> [Exercise brief]: Select all lines holding the word "text" from the entries that follow.

Extracted records:
***

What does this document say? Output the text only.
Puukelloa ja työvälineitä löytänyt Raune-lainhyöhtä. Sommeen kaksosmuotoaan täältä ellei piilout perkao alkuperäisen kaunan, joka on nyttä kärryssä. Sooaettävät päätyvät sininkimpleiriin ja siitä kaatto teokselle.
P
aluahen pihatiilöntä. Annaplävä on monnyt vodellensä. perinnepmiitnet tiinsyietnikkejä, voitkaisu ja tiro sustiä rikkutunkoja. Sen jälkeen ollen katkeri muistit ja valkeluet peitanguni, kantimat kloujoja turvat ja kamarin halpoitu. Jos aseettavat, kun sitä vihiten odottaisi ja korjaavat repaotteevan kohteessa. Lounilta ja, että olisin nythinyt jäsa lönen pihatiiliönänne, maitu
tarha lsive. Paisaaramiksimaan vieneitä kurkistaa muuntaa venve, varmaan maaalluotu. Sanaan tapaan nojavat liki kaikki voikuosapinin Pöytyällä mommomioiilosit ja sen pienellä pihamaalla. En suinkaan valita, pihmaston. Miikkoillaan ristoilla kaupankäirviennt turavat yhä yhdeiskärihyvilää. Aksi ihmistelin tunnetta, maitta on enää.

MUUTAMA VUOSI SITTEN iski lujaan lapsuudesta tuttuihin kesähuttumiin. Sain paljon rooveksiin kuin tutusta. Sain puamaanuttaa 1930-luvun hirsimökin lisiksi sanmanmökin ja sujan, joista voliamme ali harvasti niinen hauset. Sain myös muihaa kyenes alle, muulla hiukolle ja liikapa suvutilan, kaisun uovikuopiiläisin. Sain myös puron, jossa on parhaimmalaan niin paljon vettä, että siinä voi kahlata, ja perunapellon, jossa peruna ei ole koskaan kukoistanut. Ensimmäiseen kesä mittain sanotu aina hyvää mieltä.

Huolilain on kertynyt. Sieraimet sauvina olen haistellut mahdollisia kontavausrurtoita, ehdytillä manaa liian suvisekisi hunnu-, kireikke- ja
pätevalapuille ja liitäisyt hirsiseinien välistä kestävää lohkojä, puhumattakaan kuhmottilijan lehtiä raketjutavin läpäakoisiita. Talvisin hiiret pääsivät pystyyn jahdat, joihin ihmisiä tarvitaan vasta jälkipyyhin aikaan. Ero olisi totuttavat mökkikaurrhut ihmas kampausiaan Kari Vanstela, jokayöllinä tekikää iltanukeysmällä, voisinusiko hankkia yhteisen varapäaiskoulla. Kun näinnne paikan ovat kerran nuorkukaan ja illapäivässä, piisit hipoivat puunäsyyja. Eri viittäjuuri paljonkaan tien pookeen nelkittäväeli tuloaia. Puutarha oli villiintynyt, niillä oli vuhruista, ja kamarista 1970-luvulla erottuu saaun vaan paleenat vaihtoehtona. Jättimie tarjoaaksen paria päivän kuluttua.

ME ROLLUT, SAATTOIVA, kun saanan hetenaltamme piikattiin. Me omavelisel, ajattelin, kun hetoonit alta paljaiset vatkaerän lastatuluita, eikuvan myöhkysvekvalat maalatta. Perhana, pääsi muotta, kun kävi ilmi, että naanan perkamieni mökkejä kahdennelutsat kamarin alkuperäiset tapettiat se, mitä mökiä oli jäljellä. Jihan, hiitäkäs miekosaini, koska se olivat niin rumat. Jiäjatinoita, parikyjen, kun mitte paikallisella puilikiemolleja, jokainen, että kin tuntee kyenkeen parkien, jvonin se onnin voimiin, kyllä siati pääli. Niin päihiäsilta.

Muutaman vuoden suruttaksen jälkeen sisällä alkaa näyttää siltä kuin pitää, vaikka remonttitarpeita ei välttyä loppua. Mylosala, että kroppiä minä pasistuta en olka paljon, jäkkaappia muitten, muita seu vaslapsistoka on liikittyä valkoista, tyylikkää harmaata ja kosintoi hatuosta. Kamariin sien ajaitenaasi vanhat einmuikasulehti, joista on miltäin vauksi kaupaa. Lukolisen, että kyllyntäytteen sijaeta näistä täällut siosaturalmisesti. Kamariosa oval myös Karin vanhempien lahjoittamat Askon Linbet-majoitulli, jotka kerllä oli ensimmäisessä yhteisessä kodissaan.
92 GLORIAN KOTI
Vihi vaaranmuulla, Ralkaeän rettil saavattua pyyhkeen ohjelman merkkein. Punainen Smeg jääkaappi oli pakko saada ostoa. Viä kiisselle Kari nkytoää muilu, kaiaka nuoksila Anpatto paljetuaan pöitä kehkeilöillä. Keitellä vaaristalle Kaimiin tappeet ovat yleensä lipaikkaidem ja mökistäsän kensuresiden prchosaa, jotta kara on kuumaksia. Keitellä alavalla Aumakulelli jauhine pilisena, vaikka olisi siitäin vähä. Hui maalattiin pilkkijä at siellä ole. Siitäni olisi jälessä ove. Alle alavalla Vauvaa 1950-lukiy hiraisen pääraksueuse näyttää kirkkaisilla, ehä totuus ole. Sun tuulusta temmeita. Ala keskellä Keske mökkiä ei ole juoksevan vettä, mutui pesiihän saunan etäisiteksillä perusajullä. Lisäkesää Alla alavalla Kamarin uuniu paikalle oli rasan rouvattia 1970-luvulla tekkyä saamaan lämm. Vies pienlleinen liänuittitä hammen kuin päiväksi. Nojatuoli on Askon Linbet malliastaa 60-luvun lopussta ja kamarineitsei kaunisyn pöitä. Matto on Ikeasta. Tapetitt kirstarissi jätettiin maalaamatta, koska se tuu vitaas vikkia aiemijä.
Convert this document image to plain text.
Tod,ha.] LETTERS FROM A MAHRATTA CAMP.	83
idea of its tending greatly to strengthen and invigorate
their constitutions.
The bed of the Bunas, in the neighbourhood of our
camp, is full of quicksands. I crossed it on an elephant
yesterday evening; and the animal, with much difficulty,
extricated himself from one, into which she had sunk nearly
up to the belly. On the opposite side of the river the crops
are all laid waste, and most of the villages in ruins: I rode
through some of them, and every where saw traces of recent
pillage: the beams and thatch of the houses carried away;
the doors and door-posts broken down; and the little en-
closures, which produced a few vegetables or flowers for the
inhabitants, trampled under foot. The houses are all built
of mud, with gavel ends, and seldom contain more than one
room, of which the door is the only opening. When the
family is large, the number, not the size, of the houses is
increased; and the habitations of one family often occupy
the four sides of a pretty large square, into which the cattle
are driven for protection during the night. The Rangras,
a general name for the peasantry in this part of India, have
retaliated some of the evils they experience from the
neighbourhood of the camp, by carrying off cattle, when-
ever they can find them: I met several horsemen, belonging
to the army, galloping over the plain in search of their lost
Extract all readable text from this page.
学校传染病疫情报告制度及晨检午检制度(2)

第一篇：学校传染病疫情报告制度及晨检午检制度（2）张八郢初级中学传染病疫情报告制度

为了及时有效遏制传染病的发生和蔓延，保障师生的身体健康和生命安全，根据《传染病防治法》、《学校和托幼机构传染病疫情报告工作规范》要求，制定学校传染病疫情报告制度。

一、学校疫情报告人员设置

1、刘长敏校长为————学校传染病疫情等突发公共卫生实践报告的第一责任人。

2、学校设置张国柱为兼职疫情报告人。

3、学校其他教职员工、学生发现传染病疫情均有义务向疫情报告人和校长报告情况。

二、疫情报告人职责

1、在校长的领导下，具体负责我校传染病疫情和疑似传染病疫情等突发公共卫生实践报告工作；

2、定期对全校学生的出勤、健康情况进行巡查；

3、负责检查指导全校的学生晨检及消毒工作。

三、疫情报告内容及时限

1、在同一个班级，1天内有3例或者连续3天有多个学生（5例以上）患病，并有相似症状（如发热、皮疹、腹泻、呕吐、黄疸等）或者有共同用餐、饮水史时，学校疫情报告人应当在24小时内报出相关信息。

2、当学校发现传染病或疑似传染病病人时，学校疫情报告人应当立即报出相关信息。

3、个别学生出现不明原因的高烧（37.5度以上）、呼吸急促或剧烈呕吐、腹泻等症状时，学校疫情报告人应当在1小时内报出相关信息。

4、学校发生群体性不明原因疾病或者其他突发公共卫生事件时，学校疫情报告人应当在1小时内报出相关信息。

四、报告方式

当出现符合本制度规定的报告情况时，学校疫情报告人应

***

> [Response to this task]:
What does this document say? Output the text only.
Convert this document image to plain text.
Extract all readable text from this page.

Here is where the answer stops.